• **SOURCE MATERIAL**:
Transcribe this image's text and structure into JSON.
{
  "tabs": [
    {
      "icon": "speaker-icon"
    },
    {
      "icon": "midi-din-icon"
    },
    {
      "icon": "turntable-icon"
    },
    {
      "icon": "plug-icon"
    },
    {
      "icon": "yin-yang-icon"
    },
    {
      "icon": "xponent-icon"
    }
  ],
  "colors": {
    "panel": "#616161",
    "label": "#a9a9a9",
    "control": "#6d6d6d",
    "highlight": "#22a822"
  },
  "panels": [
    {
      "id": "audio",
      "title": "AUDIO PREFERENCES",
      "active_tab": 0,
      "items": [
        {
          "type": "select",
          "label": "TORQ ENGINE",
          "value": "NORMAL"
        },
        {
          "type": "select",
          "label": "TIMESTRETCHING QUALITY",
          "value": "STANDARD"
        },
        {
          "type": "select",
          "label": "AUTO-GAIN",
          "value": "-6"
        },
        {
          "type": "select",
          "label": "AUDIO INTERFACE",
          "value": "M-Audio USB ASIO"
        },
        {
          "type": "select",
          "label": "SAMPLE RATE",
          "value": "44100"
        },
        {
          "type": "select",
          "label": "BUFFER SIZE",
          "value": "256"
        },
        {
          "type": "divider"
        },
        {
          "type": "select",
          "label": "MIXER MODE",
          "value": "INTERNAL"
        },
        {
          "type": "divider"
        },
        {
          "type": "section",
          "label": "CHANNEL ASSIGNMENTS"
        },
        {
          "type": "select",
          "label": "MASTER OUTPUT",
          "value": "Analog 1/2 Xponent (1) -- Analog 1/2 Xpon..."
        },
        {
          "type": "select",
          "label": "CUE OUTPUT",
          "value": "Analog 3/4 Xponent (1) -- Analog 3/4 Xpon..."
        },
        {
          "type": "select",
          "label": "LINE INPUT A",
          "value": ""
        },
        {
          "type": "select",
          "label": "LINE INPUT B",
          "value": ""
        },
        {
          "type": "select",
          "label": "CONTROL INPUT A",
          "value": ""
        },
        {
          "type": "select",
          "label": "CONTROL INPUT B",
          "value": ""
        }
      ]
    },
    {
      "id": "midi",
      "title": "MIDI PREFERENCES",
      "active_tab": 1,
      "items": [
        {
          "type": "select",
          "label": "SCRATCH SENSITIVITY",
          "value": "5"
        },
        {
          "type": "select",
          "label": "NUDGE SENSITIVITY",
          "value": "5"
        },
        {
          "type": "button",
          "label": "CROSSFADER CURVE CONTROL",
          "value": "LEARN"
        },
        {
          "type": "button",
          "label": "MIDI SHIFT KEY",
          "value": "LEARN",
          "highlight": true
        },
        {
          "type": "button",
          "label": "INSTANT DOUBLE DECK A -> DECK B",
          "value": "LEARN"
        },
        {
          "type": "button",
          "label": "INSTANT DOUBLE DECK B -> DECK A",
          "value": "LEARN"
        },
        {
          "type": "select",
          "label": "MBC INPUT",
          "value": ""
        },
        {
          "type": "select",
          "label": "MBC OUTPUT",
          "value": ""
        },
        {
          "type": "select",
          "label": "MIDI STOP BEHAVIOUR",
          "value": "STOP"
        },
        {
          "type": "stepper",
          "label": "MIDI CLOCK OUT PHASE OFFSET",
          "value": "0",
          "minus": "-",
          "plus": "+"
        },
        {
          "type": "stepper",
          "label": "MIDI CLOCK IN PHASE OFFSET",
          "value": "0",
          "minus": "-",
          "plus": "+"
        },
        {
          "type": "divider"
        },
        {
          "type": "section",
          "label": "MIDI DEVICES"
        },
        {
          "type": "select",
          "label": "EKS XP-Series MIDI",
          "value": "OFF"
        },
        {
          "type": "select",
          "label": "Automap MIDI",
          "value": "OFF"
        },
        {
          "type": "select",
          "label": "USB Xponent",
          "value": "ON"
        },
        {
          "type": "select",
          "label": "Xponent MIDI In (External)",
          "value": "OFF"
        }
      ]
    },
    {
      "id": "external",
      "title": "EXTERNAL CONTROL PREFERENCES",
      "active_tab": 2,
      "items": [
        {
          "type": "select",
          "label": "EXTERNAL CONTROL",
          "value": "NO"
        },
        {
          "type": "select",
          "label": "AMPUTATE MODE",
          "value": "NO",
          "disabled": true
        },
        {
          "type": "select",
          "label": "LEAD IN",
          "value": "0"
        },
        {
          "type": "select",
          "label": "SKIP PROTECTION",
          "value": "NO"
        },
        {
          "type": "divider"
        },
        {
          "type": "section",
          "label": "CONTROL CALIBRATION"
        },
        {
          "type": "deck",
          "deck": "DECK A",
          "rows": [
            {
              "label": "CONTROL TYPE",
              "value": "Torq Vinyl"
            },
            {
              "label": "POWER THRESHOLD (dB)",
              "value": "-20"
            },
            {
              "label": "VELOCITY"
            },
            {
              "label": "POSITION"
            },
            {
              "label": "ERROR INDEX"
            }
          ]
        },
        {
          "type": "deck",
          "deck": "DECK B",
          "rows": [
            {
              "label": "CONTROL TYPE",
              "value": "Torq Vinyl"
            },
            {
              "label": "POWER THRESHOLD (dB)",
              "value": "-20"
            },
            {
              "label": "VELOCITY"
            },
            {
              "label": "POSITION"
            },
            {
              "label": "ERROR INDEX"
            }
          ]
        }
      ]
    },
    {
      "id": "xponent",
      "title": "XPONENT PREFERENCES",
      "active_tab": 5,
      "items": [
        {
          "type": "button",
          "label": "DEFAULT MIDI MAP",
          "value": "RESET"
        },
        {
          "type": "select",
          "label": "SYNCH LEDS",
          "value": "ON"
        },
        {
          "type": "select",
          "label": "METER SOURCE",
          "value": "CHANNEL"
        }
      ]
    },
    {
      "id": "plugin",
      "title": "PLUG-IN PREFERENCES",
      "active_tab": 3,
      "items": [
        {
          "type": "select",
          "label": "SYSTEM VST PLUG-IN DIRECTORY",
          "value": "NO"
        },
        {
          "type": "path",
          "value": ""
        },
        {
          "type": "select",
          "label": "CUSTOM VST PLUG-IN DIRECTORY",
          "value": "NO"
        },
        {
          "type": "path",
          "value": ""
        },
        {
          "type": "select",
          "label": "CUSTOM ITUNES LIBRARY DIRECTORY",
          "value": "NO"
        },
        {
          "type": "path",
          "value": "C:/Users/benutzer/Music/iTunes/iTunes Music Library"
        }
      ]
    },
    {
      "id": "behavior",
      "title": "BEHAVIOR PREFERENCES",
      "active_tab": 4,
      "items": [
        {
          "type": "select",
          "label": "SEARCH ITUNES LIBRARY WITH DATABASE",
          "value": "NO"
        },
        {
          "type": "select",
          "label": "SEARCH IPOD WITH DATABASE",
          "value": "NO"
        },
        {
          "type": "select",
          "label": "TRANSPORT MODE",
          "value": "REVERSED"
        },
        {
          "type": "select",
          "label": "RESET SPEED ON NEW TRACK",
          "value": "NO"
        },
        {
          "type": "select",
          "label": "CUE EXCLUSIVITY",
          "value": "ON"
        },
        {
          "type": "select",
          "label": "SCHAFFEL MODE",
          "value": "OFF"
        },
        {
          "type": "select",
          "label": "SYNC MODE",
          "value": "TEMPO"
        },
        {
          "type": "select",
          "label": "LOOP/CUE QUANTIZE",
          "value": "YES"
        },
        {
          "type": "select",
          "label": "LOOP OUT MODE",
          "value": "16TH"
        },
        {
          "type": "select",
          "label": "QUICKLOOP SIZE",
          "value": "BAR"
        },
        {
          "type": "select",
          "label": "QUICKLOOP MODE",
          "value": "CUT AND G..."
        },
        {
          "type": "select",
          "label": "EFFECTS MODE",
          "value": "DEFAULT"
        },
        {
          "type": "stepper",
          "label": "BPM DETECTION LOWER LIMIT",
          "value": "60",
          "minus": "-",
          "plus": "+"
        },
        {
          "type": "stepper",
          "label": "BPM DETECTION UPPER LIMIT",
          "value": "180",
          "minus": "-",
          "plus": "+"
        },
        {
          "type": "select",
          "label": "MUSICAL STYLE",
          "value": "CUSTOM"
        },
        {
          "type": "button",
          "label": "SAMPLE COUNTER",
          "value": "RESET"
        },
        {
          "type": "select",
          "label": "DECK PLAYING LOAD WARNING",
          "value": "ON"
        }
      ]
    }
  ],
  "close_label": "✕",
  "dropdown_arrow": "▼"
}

• **INSTRUCTION**: Check each line of the entries for the string "Analog". Copy the lines that have it.

• **WORKED ANSWER**:
          "value": "Analog 1/2 Xponent (1) -- Analog 1/2 Xpon..."
          "value": "Analog 3/4 Xponent (1) -- Analog 3/4 Xpon..."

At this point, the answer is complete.